(Dataset records)
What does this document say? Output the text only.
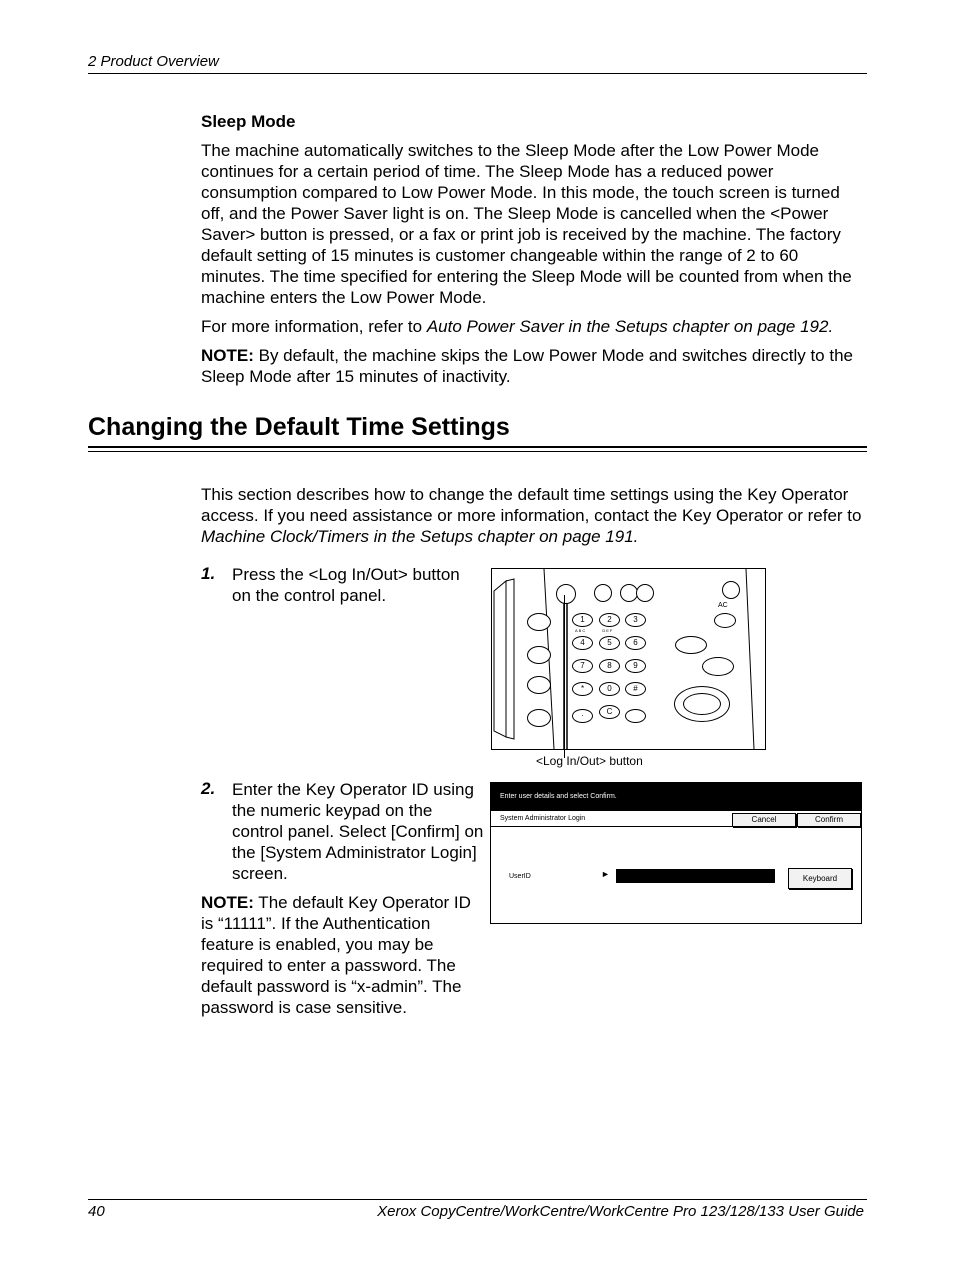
2 Product Overview

Sleep Mode

The machine automatically switches to the Sleep Mode after the Low Power Mode continues for a certain period of time. The Sleep Mode has a reduced power consumption compared to Low Power Mode. In this mode, the touch screen is turned off, and the Power Saver light is on. The Sleep Mode is cancelled when the <Power Saver> button is pressed, or a fax or print job is received by the machine. The factory default setting of 15 minutes is customer changeable within the range of 2 to 60 minutes. The time specified for entering the Sleep Mode will be counted from when the machine enters the Low Power Mode.

For more information, refer to Auto Power Saver in the Setups chapter on page 192.

NOTE: By default, the machine skips the Low Power Mode and switches directly to the Sleep Mode after 15 minutes of inactivity.

Changing the Default Time Settings
This section describes how to change the default time settings using the Key Operator access. If you need assistance or more information, contact the Key Operator or refer to Machine Clock/Timers in the Setups chapter on page 191.
1. Press the <Log In/Out> button on the control panel.
1	2	3
4	5	6
7	8	9
*	0	#
·	C
ABC	DEF
AC
<Log In/Out> button
2. Enter the Key Operator ID using the numeric keypad on the control panel. Select [Confirm] on the [System Administrator Login] screen.
NOTE: The default Key Operator ID is “11111”. If the Authentication feature is enabled, you may be required to enter a password. The default password is “x-admin”. The password is case sensitive.
Enter user details and select Confirm.
System Administrator Login	Cancel	Confirm
UserID	►	Keyboard
40	Xerox CopyCentre/WorkCentre/WorkCentre Pro 123/128/133 User Guide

**Exercise goal:** Look through the data and show every line containing "Login".

**Task response:**
2. Enter the Key Operator ID using the numeric keypad on the control panel. Select [Confirm] on the [System Administrator Login] screen.
System Administrator Login	Cancel	Confirm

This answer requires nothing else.